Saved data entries
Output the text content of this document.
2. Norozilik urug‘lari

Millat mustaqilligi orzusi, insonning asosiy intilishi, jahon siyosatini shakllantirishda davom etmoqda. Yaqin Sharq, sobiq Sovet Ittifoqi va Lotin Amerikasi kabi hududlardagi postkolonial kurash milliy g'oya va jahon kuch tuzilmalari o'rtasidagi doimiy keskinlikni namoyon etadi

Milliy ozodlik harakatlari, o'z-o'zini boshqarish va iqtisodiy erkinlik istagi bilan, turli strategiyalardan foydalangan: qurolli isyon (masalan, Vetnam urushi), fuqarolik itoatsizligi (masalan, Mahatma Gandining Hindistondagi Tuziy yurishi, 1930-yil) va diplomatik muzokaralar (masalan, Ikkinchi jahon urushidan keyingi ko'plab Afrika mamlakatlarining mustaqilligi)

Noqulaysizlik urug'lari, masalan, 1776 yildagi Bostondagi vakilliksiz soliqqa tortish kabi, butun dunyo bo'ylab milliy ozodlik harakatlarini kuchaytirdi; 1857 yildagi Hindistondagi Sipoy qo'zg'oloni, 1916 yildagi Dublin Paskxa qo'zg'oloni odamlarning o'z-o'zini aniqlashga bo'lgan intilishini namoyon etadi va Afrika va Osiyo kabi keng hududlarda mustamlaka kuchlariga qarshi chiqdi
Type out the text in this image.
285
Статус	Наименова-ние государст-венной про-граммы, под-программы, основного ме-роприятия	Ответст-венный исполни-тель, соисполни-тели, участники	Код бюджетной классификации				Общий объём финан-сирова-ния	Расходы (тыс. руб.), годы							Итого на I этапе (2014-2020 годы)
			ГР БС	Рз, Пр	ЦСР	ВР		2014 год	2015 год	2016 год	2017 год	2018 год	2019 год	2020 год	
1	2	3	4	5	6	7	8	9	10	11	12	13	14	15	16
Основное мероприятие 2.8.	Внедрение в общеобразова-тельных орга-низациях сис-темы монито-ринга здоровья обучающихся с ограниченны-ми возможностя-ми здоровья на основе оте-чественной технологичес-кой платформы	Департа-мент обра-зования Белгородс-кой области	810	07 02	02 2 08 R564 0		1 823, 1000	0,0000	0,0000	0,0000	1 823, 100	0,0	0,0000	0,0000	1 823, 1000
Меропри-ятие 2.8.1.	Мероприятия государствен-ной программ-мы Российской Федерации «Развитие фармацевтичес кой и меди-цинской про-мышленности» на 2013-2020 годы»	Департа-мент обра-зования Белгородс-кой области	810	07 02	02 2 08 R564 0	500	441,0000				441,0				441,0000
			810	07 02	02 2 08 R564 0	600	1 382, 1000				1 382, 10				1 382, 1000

◆ REQUIREMENTS ◆
Pull out all lines from the listing that contain the string "etadi".

◆ SOLUTION BELOW ◆
Millat mustaqilligi orzusi, insonning asosiy intilishi, jahon siyosatini shakllantirishda davom etmoqda. Yaqin Sharq, sobiq Sovet Ittifoqi va Lotin Amerikasi kabi hududlardagi postkolonial kurash milliy g'oya va jahon kuch tuzilmalari o'rtasidagi doimiy keskinlikni namoyon etadi
Noqulaysizlik urug'lari, masalan, 1776 yildagi Bostondagi vakilliksiz soliqqa tortish kabi, butun dunyo bo'ylab milliy ozodlik harakatlarini kuchaytirdi; 1857 yildagi Hindistondagi Sipoy qo'zg'oloni, 1916 yildagi Dublin Paskxa qo'zg'oloni odamlarning o'z-o'zini aniqlashga bo'lgan intilishini namoyon etadi va Afrika va Osiyo kabi keng hududlarda mustamlaka kuchlariga qarshi chiqdi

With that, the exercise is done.